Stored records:
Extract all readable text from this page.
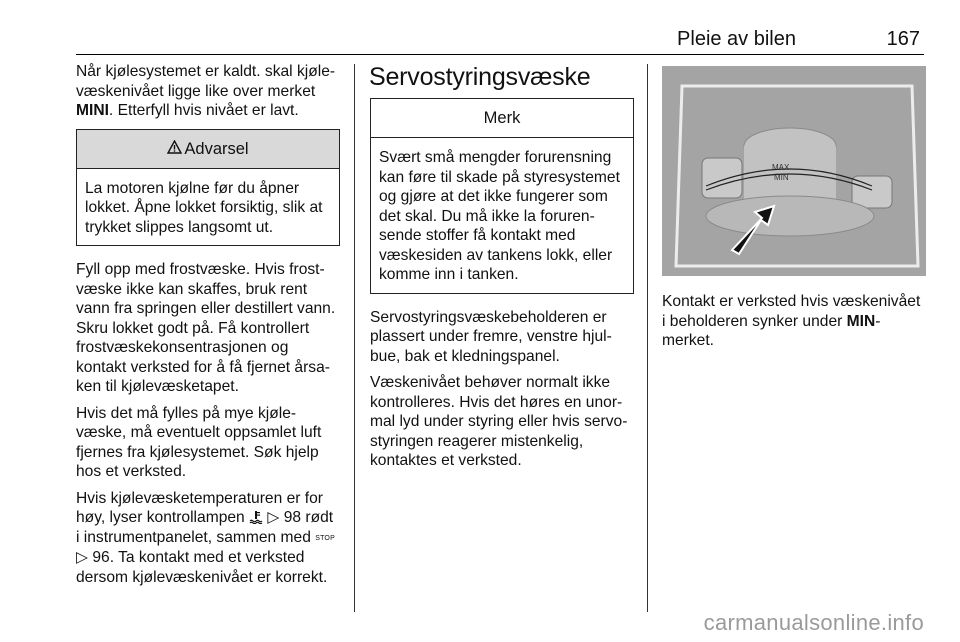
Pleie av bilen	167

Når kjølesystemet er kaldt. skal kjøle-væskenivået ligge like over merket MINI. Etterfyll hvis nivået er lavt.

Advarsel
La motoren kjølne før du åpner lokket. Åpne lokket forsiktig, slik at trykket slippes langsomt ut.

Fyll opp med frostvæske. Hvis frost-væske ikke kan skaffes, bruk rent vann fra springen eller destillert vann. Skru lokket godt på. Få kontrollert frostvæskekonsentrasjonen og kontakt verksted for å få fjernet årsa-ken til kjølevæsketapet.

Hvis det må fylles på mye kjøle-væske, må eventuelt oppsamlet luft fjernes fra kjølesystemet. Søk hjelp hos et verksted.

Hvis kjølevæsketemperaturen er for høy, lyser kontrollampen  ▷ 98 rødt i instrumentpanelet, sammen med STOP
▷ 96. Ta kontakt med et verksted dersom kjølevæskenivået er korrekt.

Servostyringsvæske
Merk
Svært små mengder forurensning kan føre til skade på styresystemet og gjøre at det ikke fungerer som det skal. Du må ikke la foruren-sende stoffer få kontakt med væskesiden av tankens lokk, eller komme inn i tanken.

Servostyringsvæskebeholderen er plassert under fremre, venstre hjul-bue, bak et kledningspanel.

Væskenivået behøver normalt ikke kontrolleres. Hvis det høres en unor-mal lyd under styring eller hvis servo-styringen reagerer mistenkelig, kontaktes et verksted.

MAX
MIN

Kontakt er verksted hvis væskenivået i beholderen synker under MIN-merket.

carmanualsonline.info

### Short problem
State how many lines of the listing hold the string "merket"; reply with the number and nothing else.

### Right answer
2